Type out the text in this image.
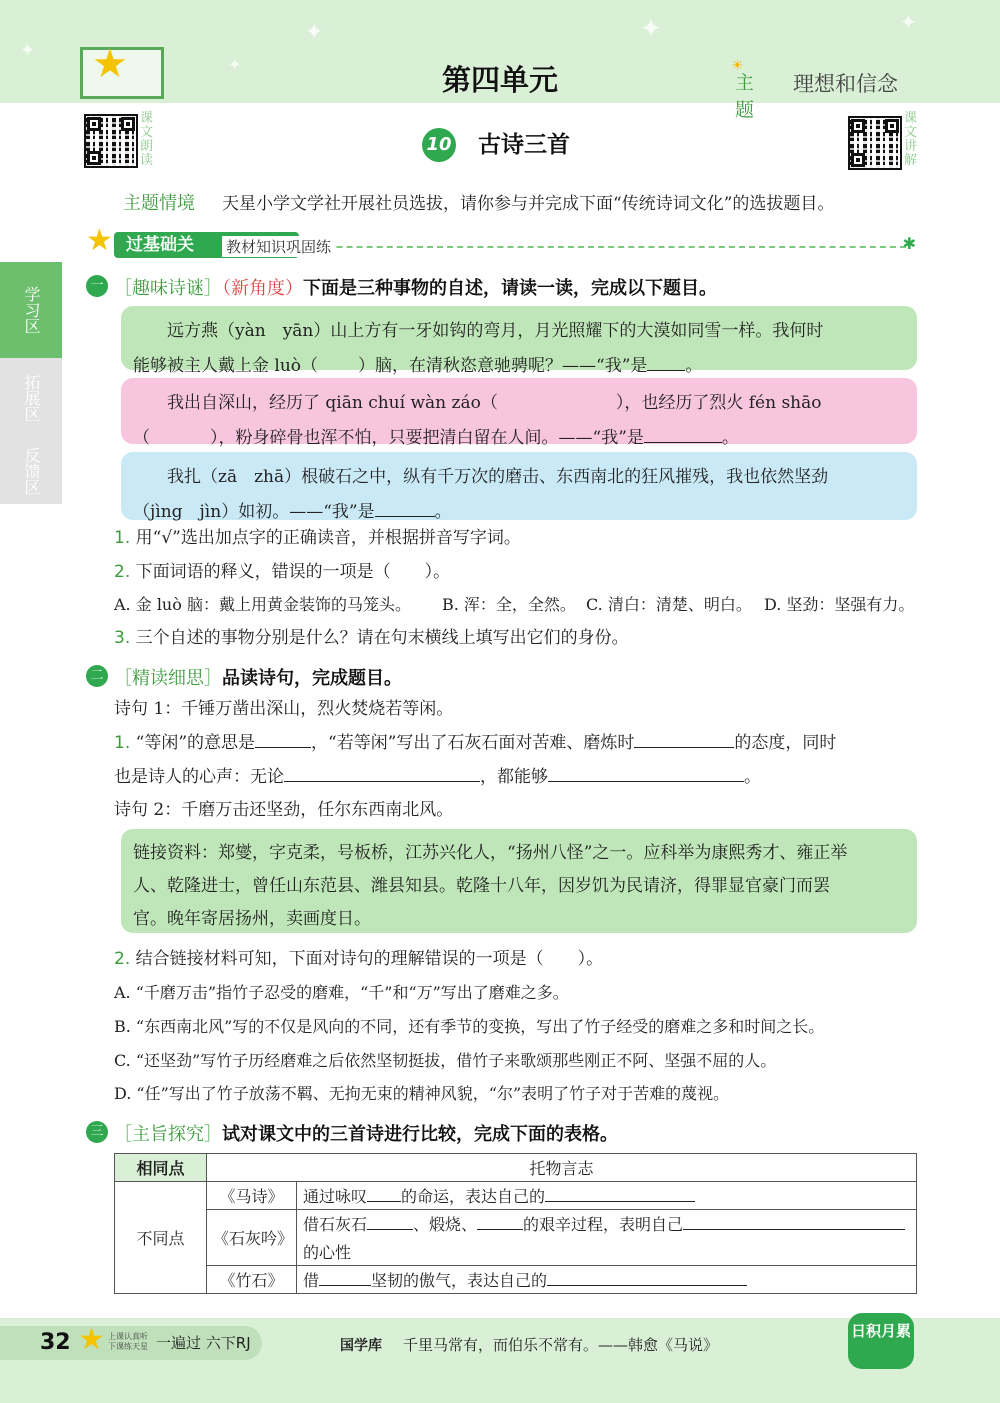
✦
✦
✦	✦
✦ ★	第四单元	☀
主题
理想和信念
课文朗读
课文讲解
10 古诗三首
主题情境 天星小学文学社开展社员选拔，请你参与并完成下面“传统诗词文化”的选拔题目。
过基础关	教材知识巩固练
★	✱
学习区
拓展区
反馈区
一 ［趣味诗谜］（新角度）下面是三种事物的自述，请读一读，完成以下题目。

远方燕（yàn　yān）山上方有一牙如钩的弯月，月光照耀下的大漠如同雪一样。我何时

能够被主人戴上金 luò（ ）脑，在清秋恣意驰骋呢？——“我”是 。

我出自深山，经历了 qiān chuí wàn záo（	），也经历了烈火 fén shāo

（	），粉身碎骨也浑不怕，只要把清白留在人间。——“我”是	。

我扎（zā　zhā）根破石之中，纵有千万次的磨击、东西南北的狂风摧残，我也依然坚劲

（jìng　jìn）如初。——“我”是	。

1. 用“√”选出加点字的正确读音，并根据拼音写字词。
2. 下面词语的释义，错误的一项是（　　）。
A. 金 luò 脑：戴上用黄金装饰的马笼头。 B. 浑：全，全然。 C. 清白：清楚、明白。 D. 坚劲：坚强有力。
3. 三个自述的事物分别是什么？请在句末横线上填写出它们的身份。
二 ［精读细思］品读诗句，完成题目。
诗句 1：千锤万凿出深山，烈火焚烧若等闲。
1. “等闲”的意思是	，“若等闲”写出了石灰石面对苦难、磨炼时	的态度，同时
也是诗人的心声：无论	，都能够	。
诗句 2：千磨万击还坚劲，任尔东西南北风。

链接资料：郑燮，字克柔，号板桥，江苏兴化人，“扬州八怪”之一。应科举为康熙秀才、雍正举

人、乾隆进士，曾任山东范县、潍县知县。乾隆十八年，因岁饥为民请济，得罪显官豪门而罢

官。晚年寄居扬州，卖画度日。

2. 结合链接材料可知，下面对诗句的理解错误的一项是（　　）。
A. “千磨万击”指竹子忍受的磨难，“千”和“万”写出了磨难之多。
B. “东西南北风”写的不仅是风向的不同，还有季节的变换，写出了竹子经受的磨难之多和时间之长。
C. “还坚劲”写竹子历经磨难之后依然坚韧挺拔，借竹子来歌颂那些刚正不阿、坚强不屈的人。
D. “任”写出了竹子放荡不羁、无拘无束的精神风貌，“尔”表明了竹子对于苦难的蔑视。
三 ［主旨探究］试对课文中的三首诗进行比较，完成下面的表格。
相同点	托物言志	
不同点	《马诗》	通过咏叹 的命运，表达自己的
	《石灰吟》	借石灰石 、煅烧、 的艰辛过程，表明自己
		的心性
	《竹石》	借 坚韧的傲气，表达自己的
32 ★ 上课认真听 下课练天星 一遍过 六下RJ	国学库 千里马常有，而伯乐不常有。——韩愈《马说》
日积月累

=======

* [EXERCISE DESCRIPTION] Tally how many lines in the material above hold the word "表达自己的". Write only that number.

* [FINAL ANSWER] 2